YOUR GOAL
Write out each entry again. Keep every word exactly as it is.
____ DATA PROVIDED
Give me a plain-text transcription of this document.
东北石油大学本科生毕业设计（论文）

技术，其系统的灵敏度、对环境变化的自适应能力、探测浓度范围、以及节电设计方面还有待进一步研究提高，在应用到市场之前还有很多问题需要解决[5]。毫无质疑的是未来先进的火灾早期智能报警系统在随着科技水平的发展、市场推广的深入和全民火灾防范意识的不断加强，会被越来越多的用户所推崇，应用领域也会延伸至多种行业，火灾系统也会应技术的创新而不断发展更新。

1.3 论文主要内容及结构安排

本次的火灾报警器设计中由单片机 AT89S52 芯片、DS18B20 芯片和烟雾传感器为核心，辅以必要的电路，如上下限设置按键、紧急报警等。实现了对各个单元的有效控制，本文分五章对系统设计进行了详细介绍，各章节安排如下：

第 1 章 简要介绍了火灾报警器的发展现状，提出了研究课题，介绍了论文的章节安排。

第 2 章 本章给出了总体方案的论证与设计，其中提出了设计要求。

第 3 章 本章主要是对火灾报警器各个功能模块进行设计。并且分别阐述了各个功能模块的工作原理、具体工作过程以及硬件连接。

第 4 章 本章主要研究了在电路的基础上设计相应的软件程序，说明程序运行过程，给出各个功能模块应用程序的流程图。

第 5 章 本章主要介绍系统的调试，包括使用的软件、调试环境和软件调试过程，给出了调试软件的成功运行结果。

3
________
THE RESPONSE
Give me a plain-text transcription of this document.
东北石油大学本科生毕业设计（论文）

技术，其系统的灵敏度、对环境变化的自适应能力、探测浓度范围、以及节电设计方面还有待进一步研究提高，在应用到市场之前还有很多问题需要解决[5]。毫无质疑的是未来先进的火灾早期智能报警系统在随着科技水平的发展、市场推广的深入和全民火灾防范意识的不断加强，会被越来越多的用户所推崇，应用领域也会延伸至多种行业，火灾系统也会应技术的创新而不断发展更新。

1.3 论文主要内容及结构安排

本次的火灾报警器设计中由单片机 AT89S52 芯片、DS18B20 芯片和烟雾传感器为核心，辅以必要的电路，如上下限设置按键、紧急报警等。实现了对各个单元的有效控制，本文分五章对系统设计进行了详细介绍，各章节安排如下：

第 1 章 简要介绍了火灾报警器的发展现状，提出了研究课题，介绍了论文的章节安排。

第 2 章 本章给出了总体方案的论证与设计，其中提出了设计要求。

第 3 章 本章主要是对火灾报警器各个功能模块进行设计。并且分别阐述了各个功能模块的工作原理、具体工作过程以及硬件连接。

第 4 章 本章主要研究了在电路的基础上设计相应的软件程序，说明程序运行过程，给出各个功能模块应用程序的流程图。

第 5 章 本章主要介绍系统的调试，包括使用的软件、调试环境和软件调试过程，给出了调试软件的成功运行结果。

3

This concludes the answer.